## start Dataset extract
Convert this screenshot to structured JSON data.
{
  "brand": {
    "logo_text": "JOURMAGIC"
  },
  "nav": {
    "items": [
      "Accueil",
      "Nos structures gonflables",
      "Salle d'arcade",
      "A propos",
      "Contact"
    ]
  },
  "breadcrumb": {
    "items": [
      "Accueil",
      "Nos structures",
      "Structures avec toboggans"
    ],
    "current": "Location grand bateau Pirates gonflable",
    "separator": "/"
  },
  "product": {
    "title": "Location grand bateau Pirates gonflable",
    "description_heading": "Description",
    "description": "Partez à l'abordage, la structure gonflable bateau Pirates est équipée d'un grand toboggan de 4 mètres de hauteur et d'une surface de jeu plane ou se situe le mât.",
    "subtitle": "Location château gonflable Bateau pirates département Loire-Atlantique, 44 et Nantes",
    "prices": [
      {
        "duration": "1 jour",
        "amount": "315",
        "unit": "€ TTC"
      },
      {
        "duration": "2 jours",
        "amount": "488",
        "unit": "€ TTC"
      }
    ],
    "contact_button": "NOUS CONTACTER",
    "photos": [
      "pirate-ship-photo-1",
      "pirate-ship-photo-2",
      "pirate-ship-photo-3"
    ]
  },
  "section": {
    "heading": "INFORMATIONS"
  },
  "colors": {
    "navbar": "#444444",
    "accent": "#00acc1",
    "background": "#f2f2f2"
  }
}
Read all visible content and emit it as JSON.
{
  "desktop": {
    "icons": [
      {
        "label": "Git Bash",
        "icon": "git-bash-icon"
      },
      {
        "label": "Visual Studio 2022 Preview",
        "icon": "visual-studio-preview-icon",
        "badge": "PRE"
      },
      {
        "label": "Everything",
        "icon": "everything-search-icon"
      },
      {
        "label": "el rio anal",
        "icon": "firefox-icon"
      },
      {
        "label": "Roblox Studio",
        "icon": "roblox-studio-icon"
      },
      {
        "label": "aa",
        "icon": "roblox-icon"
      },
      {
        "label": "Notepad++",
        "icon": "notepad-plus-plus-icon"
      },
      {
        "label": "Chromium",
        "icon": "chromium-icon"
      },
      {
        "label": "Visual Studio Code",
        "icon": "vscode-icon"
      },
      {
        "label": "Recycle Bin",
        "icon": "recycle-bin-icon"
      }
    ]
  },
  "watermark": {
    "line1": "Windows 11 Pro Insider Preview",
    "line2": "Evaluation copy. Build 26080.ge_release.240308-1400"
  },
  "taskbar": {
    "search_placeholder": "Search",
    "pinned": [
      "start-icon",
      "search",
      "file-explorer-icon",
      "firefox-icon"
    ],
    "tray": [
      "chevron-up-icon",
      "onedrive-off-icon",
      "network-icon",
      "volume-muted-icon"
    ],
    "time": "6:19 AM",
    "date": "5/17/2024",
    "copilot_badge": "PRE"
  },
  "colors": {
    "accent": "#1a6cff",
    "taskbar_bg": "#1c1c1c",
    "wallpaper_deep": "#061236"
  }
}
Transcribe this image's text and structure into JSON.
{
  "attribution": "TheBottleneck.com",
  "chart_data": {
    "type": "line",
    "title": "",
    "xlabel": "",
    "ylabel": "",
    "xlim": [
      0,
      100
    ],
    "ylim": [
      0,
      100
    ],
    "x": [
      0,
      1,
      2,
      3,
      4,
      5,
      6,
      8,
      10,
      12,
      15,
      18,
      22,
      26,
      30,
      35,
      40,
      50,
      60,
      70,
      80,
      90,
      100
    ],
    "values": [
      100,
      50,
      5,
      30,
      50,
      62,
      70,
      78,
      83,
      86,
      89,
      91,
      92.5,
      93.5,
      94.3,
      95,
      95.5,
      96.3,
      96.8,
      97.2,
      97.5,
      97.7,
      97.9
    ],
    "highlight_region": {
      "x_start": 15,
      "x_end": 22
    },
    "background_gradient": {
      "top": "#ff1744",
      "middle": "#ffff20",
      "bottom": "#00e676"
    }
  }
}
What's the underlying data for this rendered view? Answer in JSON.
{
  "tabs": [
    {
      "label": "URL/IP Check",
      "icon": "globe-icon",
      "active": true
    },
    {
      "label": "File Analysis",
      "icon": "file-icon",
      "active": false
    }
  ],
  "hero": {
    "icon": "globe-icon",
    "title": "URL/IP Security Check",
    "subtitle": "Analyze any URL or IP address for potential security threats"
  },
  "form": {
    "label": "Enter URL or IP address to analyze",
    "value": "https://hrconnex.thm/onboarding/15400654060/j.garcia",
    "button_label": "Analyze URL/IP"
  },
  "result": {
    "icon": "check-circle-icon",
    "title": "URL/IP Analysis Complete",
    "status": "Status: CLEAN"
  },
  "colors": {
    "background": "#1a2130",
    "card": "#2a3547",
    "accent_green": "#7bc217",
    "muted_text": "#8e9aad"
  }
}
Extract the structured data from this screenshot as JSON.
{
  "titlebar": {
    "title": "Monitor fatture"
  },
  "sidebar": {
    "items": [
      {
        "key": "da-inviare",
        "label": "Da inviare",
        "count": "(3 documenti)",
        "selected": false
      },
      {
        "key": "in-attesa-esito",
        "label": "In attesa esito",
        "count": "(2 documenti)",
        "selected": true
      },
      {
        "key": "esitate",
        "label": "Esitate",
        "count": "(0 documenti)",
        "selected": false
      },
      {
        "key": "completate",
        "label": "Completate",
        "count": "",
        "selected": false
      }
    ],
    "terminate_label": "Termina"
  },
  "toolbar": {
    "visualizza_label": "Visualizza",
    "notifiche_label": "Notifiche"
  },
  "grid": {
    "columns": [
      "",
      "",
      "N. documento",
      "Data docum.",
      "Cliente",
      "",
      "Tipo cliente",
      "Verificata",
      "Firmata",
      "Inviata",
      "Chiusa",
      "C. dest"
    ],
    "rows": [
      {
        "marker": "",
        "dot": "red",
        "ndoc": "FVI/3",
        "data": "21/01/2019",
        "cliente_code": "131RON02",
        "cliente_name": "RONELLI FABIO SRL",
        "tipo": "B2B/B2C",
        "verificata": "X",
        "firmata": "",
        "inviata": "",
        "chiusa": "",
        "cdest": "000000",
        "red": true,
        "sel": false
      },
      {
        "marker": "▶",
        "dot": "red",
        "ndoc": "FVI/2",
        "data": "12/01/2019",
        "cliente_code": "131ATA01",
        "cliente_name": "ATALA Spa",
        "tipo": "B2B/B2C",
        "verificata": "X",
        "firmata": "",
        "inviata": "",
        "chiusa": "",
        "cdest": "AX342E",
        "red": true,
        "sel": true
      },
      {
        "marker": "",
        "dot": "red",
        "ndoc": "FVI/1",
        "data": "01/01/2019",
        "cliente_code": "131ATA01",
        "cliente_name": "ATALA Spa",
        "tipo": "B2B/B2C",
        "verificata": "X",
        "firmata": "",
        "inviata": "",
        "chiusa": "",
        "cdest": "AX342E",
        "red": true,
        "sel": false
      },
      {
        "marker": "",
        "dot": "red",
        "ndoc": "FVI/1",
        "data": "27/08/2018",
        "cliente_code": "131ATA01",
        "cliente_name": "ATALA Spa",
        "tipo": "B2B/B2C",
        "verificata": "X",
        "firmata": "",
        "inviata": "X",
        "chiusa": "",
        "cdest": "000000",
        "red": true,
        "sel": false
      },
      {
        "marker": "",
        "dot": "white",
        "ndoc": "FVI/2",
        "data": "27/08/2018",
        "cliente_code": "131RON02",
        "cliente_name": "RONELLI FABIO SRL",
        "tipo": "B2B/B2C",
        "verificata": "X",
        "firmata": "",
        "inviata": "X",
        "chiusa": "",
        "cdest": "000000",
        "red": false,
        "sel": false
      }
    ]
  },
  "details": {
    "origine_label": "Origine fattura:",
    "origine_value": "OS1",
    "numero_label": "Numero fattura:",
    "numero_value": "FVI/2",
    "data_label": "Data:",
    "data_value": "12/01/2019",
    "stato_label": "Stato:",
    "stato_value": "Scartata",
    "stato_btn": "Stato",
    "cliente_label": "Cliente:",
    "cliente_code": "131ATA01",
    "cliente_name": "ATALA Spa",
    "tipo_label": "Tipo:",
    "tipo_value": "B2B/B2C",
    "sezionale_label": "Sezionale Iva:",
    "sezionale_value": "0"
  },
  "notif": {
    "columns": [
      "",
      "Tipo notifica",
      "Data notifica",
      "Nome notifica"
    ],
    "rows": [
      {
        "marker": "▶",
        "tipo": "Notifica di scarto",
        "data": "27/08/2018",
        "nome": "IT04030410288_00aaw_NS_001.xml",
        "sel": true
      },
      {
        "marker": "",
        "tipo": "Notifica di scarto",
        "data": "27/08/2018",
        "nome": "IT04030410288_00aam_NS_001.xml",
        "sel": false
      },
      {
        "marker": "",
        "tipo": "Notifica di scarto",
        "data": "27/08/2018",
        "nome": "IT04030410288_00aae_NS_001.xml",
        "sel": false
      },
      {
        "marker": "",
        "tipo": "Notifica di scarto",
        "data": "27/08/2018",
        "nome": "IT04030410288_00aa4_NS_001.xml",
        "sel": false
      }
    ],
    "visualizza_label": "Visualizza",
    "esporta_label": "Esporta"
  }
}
## end Dataset extract
What is being asked
Using the listing above, say how many of its lines contain the string "count", giving nothing but the figure.

Complete response
4